--- FRAGMENT DOKUMENTU ---

Podróże z moją ciocią i wujkiem ich brązowym minivanem, słuchając w kółko popularnych kawałków Spice Girls i śpiewając je na całe gardło, kiedy reszta mojej rodziny marzyła o zatyczkach do uszu.
Posiadałam cudowną linijkę z Spice Girls, którą używałam do wszystkiego. Chowałam ją w moim albumie z naklejkami z Spice Girls by nikt nie mógł jej zabrać, kiedy nie patrzyłam.
Miałam powtarzające się sny, że Spice Girls i Backstreet Boys podwozili nie do szkoły swoim słodką, piętrową limuzyną i zabierali mnie do swoich fantazyjnych rezydencji gdzie śpiewali i tańczyli.
Odnosząc się do re-aktywacyjnej trasy w Toronto, w lutym 2008 i jego zawartości - zaliczyłabym ten koncert jako jeden z najszczęśliwszych momentów w moim życiu.

--- PODANE WIERSZE ---

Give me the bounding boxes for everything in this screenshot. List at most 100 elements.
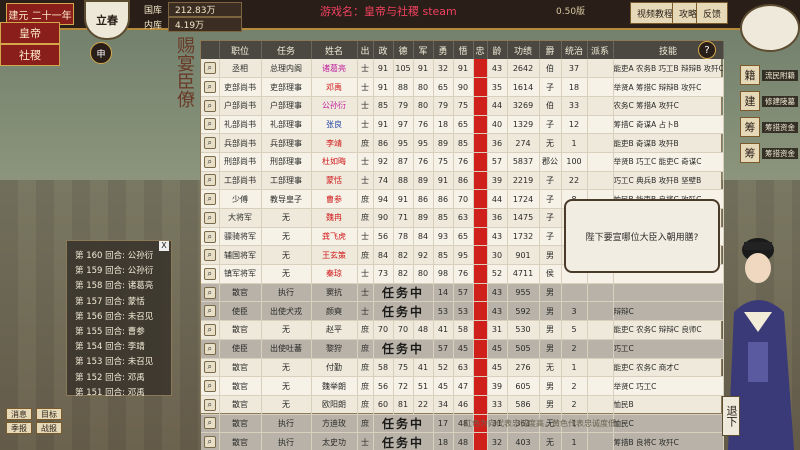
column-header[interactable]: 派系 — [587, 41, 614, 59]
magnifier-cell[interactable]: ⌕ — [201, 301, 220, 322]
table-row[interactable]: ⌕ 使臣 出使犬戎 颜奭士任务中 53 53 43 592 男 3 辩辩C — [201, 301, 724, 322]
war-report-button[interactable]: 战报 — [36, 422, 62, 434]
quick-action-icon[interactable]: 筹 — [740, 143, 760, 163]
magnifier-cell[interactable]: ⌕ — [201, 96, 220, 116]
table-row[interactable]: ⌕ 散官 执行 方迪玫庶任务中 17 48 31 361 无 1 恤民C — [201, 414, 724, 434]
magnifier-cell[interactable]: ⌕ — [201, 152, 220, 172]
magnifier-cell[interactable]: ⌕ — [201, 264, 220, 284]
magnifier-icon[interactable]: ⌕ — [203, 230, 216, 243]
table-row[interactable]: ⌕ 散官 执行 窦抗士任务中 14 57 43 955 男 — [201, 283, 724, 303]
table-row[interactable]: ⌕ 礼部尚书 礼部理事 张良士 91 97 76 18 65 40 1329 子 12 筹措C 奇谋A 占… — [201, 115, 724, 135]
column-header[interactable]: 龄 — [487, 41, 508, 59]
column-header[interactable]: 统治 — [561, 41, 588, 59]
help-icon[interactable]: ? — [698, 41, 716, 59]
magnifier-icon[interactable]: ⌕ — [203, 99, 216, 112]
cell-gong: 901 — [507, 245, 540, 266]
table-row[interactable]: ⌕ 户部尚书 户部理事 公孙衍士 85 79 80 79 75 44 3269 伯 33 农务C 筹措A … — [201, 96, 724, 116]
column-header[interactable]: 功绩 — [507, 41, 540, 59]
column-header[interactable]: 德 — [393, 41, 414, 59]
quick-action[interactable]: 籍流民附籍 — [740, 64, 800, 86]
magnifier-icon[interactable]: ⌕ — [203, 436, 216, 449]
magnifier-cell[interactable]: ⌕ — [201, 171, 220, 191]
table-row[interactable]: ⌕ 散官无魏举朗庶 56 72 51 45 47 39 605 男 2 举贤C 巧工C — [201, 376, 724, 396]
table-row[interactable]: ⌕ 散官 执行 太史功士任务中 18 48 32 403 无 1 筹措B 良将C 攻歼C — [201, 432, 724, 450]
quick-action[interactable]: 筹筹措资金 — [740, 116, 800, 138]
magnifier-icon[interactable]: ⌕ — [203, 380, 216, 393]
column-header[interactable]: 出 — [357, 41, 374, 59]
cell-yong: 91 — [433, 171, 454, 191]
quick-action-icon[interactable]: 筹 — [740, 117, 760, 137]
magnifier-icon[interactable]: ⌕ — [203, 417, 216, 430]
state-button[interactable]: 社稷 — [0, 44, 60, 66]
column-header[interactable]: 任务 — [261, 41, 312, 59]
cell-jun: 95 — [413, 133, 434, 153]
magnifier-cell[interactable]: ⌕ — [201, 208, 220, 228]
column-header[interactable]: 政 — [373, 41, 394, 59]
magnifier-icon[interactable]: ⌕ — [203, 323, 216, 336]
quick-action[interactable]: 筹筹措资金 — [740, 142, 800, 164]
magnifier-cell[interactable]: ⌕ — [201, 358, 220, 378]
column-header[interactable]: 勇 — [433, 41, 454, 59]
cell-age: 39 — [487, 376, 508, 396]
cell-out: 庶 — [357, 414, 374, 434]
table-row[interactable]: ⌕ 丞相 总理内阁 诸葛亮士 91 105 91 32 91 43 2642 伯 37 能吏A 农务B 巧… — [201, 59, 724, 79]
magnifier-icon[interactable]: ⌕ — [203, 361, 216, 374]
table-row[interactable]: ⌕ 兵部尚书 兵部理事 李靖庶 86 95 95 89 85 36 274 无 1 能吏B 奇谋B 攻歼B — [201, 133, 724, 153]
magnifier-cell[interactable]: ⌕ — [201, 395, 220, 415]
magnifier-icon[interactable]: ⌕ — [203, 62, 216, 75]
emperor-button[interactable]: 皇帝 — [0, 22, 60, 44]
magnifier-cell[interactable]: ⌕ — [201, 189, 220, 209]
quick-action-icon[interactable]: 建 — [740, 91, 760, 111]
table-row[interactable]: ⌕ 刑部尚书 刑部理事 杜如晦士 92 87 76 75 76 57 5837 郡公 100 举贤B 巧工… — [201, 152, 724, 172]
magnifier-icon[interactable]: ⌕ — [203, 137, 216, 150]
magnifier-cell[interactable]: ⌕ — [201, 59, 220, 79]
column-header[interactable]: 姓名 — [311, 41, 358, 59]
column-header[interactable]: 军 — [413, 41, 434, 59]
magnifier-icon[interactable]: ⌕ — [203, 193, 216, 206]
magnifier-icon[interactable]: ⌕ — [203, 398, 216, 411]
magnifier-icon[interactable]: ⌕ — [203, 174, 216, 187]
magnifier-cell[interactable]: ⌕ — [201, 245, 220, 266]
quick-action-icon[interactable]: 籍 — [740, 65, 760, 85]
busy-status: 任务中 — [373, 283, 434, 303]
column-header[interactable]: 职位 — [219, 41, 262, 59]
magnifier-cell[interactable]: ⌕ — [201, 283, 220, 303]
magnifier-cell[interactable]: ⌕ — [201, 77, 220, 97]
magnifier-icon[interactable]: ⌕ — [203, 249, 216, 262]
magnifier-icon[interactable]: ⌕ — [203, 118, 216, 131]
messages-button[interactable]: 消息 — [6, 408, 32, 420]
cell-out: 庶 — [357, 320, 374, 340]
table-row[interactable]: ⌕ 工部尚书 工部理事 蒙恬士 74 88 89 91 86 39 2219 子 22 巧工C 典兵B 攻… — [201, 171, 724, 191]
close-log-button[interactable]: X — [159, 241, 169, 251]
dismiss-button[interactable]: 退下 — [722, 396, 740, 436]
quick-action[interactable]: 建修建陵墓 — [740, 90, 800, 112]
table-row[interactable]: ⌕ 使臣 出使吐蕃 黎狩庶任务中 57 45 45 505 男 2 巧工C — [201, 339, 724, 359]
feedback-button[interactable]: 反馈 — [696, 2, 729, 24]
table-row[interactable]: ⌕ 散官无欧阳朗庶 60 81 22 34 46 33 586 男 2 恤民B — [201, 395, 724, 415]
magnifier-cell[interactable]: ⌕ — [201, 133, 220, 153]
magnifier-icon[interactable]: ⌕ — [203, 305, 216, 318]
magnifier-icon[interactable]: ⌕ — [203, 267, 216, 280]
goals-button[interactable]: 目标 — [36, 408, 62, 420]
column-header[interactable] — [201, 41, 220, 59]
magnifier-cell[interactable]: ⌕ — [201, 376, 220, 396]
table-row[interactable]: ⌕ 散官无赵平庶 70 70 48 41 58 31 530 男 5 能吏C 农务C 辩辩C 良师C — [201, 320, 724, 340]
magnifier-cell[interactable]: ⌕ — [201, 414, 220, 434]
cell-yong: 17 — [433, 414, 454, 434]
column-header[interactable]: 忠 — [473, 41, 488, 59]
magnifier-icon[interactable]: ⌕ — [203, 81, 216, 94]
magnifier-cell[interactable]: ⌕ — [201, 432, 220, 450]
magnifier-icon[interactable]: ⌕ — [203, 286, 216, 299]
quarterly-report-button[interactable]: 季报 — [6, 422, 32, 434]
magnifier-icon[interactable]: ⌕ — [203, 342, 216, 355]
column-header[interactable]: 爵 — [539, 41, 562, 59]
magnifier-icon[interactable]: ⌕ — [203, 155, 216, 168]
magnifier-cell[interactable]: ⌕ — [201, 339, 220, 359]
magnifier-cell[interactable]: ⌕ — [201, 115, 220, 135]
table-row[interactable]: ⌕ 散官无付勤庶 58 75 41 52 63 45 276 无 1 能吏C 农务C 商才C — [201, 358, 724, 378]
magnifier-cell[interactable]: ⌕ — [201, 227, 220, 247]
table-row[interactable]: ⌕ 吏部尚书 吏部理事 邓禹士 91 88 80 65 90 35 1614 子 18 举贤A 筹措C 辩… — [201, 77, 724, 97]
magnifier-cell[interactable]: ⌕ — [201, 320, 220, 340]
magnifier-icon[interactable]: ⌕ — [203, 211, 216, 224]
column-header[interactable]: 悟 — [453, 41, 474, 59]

---

## ZADANIE 1
Powtórz dokładnie fragment tekstu o Spice Girls, zaczynając od "Miałam powtarzające się" i kończąc na "śpiewali i tańczyli.".
## ZADANIE 2
Proszę wypisać z tekstu o Spice Girls wszystkie rzeczy, których nazwę uzupełnia tam dopisek „Spice Girls”.

## PEŁNA ODPOWIEDŹ 1
Miałam powtarzające się sny, że Spice Girls i Backstreet Boys podwozili nie do szkoły swoim słodką, piętrową limuzyną i zabierali mnie do swoich fantazyjnych rezydencji gdzie śpiewali i tańczyli.

## PEŁNA ODPOWIEDŹ 2
popularne kawałki Spice Girls
linijka z Spice Girls
album z naklejkami z Spice Girls